## Exercise materials
════

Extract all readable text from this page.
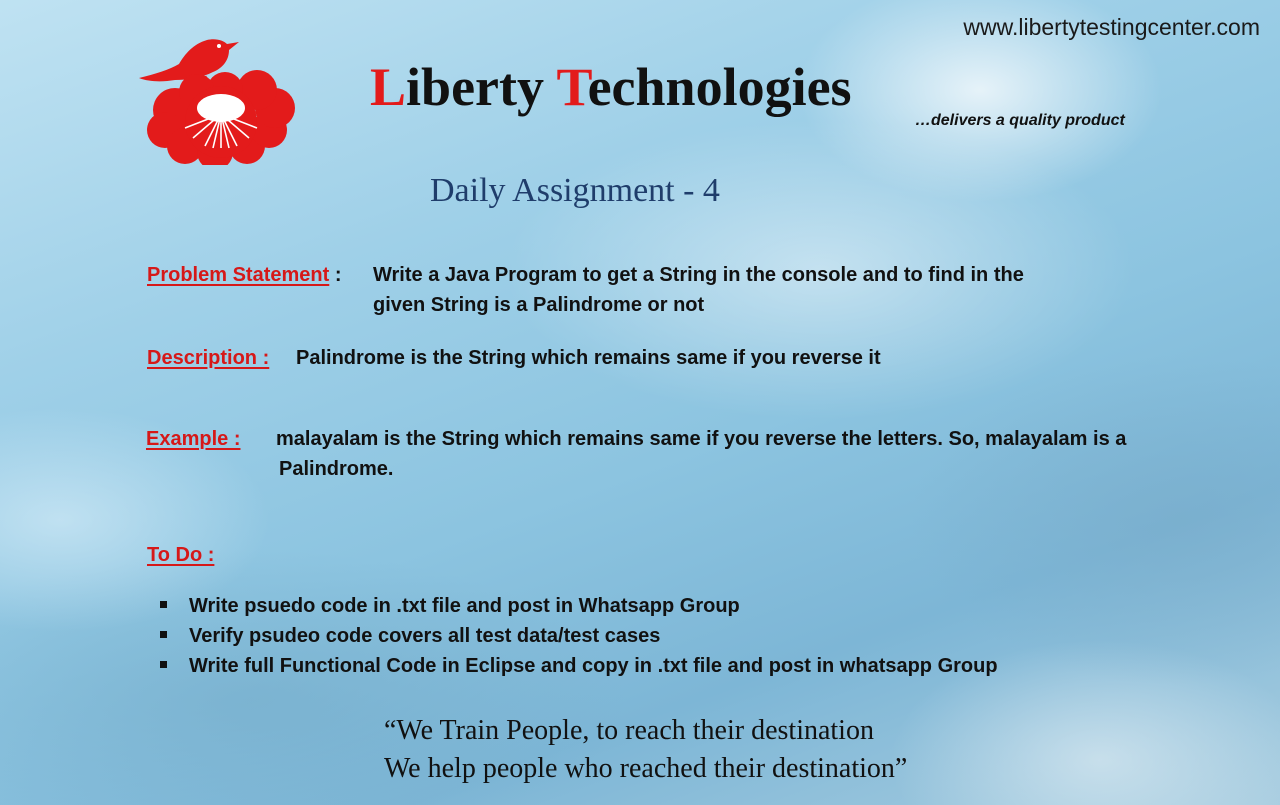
www.libertytestingcenter.com
Liberty Technologies
…delivers a quality product
Daily Assignment - 4
Problem Statement : Write a Java Program to get a String in the console and to find in the
given String is a Palindrome or not
Description : Palindrome is the String which remains same if you reverse it
Example : malayalam is the String which remains same if you reverse the letters. So, malayalam is a
Palindrome.
To Do :
Write psuedo code in .txt file and post in Whatsapp Group
Verify psudeo code covers all test data/test cases
Write full Functional Code in Eclipse and copy in .txt file and post in whatsapp Group
“We Train People, to reach their destination
We help people who reached their destination”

════

## Your objective
Give the number of lines in the entries above that include the string "their". No other output is expected.

## Finished answer
2